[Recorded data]
>> begin

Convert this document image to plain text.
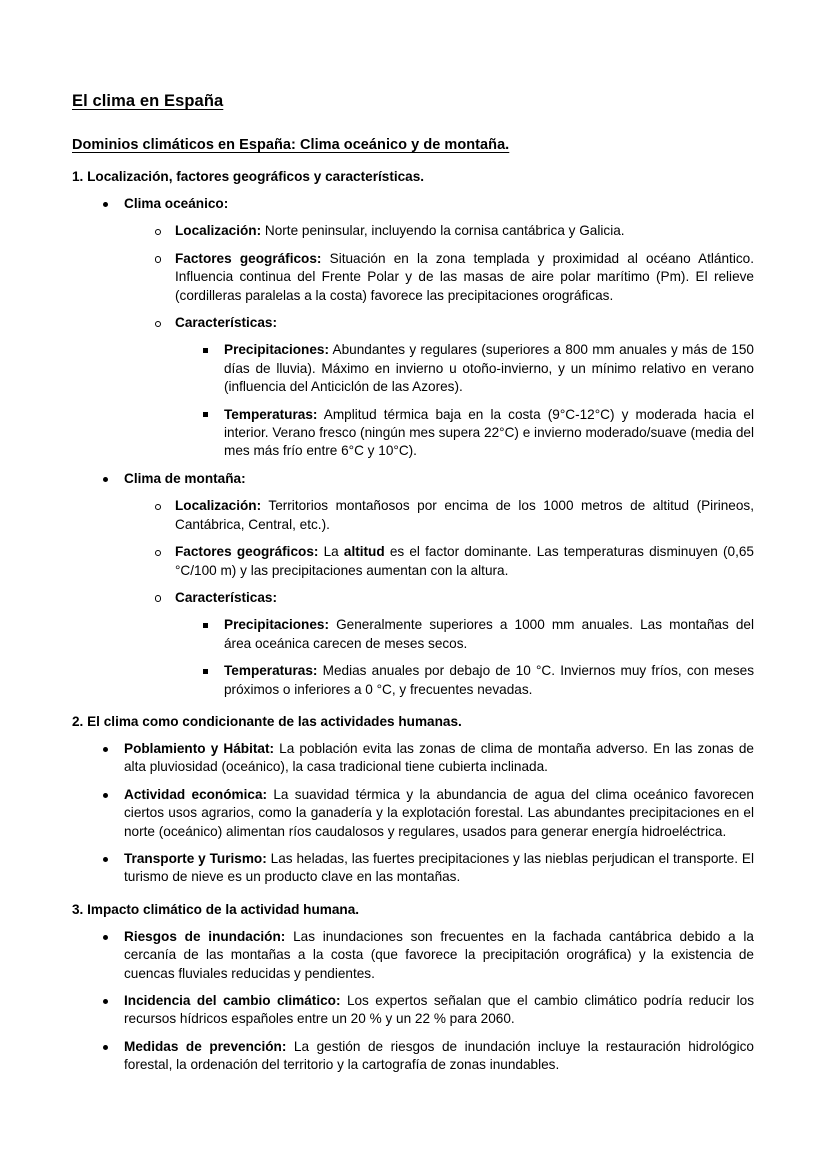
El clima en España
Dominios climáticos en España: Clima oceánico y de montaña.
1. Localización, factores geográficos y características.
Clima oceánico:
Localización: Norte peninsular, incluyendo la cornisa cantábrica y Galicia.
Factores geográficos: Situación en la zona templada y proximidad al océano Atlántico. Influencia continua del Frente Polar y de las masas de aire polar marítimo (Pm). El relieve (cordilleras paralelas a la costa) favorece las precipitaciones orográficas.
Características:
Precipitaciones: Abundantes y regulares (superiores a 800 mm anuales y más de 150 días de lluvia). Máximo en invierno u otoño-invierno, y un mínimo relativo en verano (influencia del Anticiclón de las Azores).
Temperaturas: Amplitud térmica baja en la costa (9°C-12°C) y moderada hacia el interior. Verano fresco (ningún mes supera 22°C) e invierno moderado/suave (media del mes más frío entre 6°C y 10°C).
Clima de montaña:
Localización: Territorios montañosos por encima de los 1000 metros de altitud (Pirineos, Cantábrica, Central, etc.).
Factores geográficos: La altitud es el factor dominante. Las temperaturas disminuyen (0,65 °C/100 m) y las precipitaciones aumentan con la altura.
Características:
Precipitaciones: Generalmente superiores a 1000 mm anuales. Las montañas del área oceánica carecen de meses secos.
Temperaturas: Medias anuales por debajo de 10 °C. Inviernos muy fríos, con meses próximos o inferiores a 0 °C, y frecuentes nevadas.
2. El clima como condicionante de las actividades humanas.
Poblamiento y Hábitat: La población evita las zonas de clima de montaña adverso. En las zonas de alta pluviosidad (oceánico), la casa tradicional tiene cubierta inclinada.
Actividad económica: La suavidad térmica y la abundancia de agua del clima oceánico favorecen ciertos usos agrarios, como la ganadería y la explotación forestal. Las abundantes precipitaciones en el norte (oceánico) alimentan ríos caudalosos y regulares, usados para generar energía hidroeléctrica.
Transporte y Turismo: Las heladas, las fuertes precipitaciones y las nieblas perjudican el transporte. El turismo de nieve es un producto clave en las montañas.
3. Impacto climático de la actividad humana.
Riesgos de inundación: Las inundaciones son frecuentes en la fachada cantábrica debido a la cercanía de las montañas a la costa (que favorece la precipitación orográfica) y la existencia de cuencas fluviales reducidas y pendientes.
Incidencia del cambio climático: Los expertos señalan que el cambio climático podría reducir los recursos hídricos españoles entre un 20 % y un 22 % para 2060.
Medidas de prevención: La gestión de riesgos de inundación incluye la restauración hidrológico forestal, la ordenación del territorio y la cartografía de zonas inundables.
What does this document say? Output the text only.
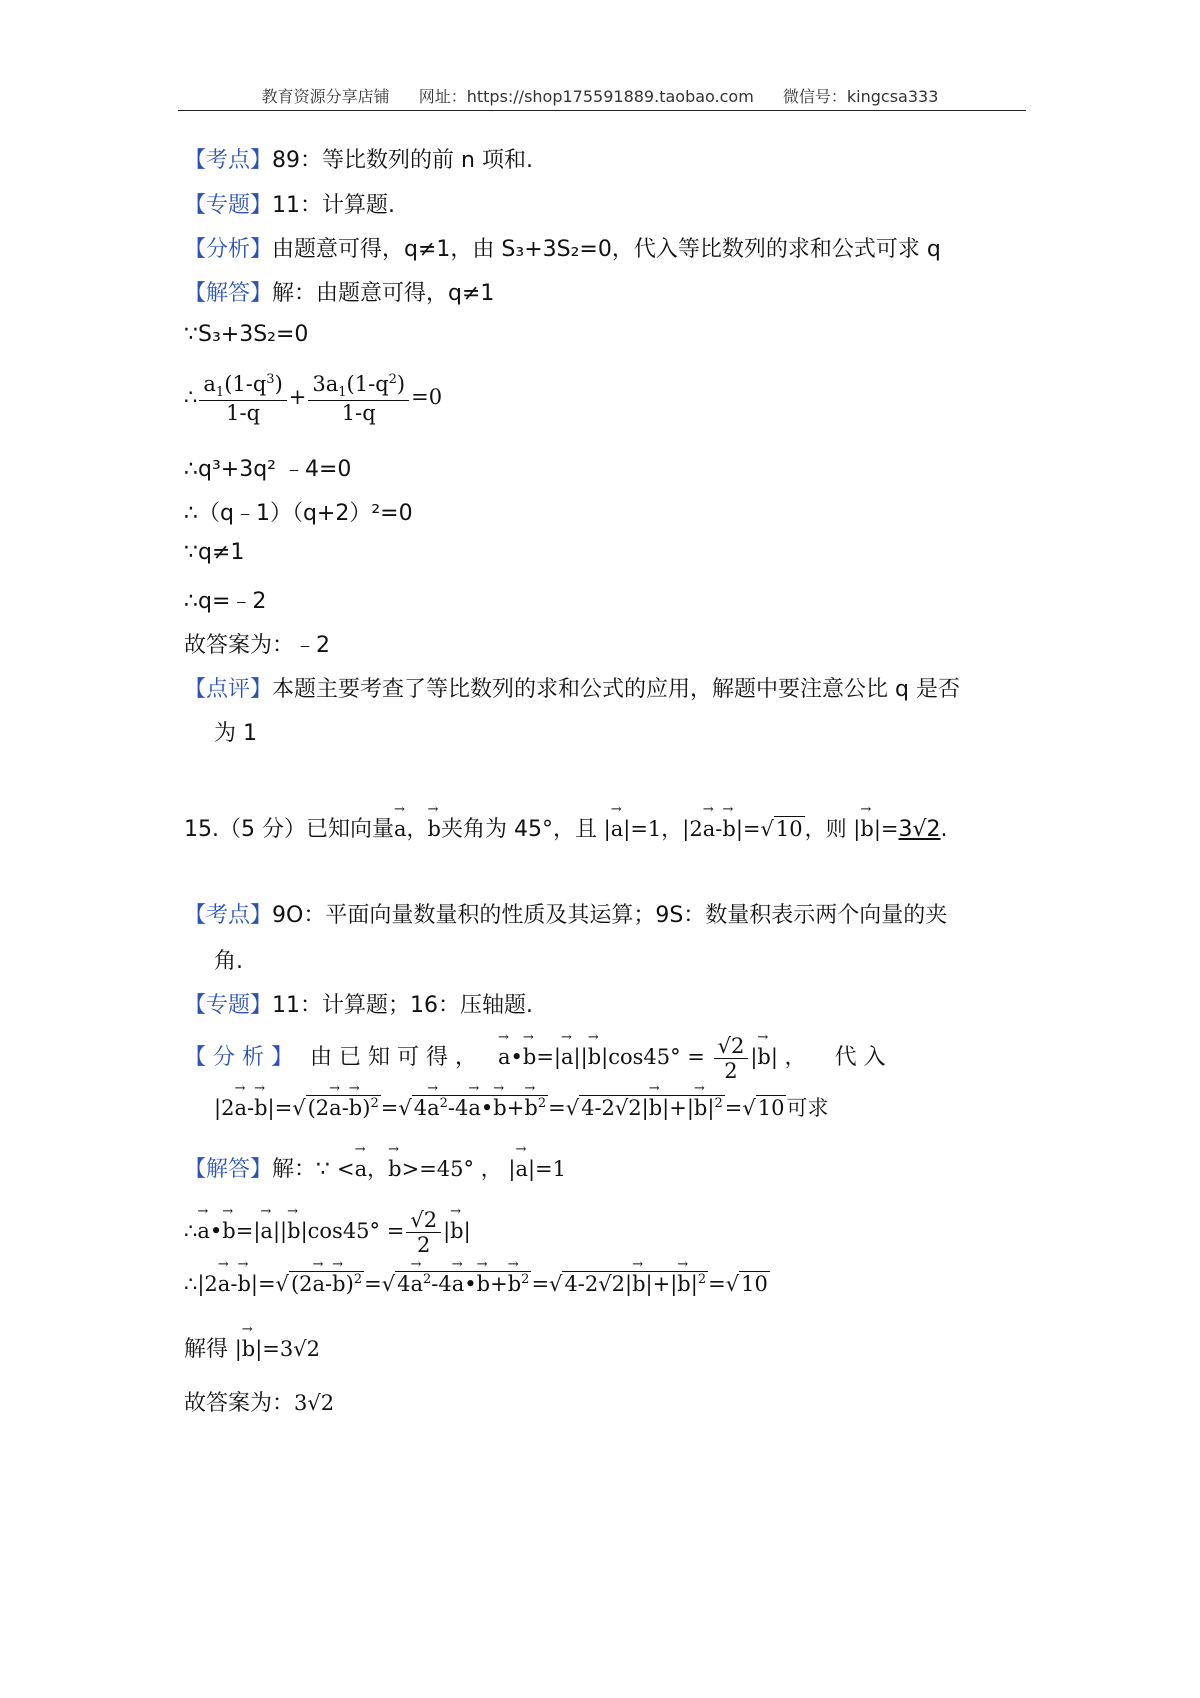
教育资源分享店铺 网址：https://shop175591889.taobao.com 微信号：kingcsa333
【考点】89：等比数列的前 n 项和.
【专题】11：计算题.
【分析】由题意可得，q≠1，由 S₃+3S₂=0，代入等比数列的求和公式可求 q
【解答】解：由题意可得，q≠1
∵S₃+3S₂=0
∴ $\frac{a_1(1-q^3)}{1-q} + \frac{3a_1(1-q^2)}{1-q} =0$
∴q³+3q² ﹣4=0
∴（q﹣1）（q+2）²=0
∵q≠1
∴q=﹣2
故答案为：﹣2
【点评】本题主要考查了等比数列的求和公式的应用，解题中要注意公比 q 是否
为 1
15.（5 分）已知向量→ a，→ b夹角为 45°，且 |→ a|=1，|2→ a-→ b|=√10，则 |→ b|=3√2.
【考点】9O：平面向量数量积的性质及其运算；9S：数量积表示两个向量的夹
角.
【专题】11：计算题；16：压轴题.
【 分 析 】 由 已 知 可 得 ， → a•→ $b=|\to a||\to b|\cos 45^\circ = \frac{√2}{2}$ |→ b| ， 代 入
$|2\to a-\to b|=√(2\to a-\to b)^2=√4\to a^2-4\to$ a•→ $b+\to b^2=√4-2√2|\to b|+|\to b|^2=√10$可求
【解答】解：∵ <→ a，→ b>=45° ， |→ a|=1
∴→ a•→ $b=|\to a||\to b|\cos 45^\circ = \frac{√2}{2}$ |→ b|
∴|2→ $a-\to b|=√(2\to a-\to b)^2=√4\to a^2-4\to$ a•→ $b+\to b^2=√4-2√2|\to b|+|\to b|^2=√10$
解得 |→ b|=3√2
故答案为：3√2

>> end

Could you repeat, exactly and with nothing else, the lines from the one containing "What does this" through the last line of the records above, leaving out the pictures?

The solution |
What does this document say? Output the text only.
教育资源分享店铺 网址：https://shop175591889.taobao.com 微信号：kingcsa333
【考点】89：等比数列的前 n 项和.
【专题】11：计算题.
【分析】由题意可得，q≠1，由 S₃+3S₂=0，代入等比数列的求和公式可求 q
【解答】解：由题意可得，q≠1
∵S₃+3S₂=0
∴ $\frac{a_1(1-q^3)}{1-q} + \frac{3a_1(1-q^2)}{1-q} =0$
∴q³+3q² ﹣4=0
∴（q﹣1）（q+2）²=0
∵q≠1
∴q=﹣2
故答案为：﹣2
【点评】本题主要考查了等比数列的求和公式的应用，解题中要注意公比 q 是否
为 1
15.（5 分）已知向量→ a，→ b夹角为 45°，且 |→ a|=1，|2→ a-→ b|=√10，则 |→ b|=3√2.
【考点】9O：平面向量数量积的性质及其运算；9S：数量积表示两个向量的夹
角.
【专题】11：计算题；16：压轴题.
【 分 析 】 由 已 知 可 得 ， → a•→ $b=|\to a||\to b|\cos 45^\circ = \frac{√2}{2}$ |→ b| ， 代 入
$|2\to a-\to b|=√(2\to a-\to b)^2=√4\to a^2-4\to$ a•→ $b+\to b^2=√4-2√2|\to b|+|\to b|^2=√10$可求
【解答】解：∵ <→ a，→ b>=45° ， |→ a|=1
∴→ a•→ $b=|\to a||\to b|\cos 45^\circ = \frac{√2}{2}$ |→ b|
∴|2→ $a-\to b|=√(2\to a-\to b)^2=√4\to a^2-4\to$ a•→ $b+\to b^2=√4-2√2|\to b|+|\to b|^2=√10$
解得 |→ b|=3√2
故答案为：3√2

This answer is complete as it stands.